§ WHAT YOU SHOULD DO
Select lines where the word "Halifax" appears.

§ RECORD LIST
** BEGIN **

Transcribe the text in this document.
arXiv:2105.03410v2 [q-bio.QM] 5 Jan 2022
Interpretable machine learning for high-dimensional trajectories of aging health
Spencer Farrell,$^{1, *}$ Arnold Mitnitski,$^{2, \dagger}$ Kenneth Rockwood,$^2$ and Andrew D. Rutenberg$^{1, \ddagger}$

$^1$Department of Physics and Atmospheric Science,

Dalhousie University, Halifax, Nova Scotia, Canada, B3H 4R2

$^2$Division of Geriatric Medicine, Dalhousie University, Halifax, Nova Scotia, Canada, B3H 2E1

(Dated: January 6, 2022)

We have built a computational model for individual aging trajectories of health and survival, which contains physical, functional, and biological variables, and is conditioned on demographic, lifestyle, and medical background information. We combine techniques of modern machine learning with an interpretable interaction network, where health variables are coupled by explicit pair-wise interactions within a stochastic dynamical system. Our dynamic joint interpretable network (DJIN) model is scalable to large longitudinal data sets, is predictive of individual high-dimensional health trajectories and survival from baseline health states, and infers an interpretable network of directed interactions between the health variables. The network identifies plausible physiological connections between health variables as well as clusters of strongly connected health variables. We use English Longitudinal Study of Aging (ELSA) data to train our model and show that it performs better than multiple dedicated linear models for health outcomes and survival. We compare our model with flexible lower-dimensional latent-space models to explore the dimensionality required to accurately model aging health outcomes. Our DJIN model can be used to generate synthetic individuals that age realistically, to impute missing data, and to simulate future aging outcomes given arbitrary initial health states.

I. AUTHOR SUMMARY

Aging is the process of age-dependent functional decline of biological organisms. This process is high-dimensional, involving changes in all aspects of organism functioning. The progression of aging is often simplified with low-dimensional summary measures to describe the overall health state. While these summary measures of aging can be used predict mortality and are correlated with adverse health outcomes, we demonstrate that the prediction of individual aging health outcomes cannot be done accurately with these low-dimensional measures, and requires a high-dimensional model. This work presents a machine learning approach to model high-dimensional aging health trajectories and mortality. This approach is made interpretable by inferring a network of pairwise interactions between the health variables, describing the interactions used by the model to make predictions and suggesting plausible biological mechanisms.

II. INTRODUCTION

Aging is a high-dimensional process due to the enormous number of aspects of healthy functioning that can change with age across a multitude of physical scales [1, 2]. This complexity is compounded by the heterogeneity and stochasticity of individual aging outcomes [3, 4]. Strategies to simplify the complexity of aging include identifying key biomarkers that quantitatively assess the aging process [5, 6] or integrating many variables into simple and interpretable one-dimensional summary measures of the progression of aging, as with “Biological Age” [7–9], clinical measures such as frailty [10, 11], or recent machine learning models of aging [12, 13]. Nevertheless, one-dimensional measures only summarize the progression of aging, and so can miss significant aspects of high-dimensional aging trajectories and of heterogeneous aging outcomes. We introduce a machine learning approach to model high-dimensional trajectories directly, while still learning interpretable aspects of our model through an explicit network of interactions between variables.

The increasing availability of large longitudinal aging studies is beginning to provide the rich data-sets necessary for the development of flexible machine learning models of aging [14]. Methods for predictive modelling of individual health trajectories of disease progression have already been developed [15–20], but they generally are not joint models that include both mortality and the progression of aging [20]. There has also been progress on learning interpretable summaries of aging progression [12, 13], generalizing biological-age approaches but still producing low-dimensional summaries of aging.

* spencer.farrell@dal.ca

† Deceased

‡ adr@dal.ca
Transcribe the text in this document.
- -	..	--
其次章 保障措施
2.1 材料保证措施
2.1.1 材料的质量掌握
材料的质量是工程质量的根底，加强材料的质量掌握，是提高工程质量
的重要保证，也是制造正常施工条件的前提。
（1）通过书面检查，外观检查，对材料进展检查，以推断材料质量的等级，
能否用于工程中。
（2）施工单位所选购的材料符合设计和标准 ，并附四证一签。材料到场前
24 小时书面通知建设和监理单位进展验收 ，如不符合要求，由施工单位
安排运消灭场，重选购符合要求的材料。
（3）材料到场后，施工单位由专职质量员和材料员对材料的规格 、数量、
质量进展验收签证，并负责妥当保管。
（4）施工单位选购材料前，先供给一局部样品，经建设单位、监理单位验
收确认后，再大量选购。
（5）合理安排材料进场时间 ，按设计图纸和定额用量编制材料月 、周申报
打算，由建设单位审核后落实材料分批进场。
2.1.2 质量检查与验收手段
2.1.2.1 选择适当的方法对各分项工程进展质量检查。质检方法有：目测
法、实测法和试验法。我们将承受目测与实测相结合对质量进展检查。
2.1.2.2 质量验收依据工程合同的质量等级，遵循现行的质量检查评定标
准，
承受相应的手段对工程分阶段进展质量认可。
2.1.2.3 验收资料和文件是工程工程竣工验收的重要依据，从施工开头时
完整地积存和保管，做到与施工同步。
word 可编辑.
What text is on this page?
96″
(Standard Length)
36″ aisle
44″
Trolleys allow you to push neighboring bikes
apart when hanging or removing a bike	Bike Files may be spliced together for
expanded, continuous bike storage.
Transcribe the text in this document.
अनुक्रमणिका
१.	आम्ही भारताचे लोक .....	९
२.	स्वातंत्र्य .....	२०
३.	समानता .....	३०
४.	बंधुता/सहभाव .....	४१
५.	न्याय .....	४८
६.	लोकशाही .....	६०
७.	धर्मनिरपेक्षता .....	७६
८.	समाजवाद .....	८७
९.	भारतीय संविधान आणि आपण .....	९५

** END **

§ EXERCISE RESPONSE
Dalhousie University, Halifax, Nova Scotia, Canada, B3H 4R2
$^2$Division of Geriatric Medicine, Dalhousie University, Halifax, Nova Scotia, Canada, B3H 2E1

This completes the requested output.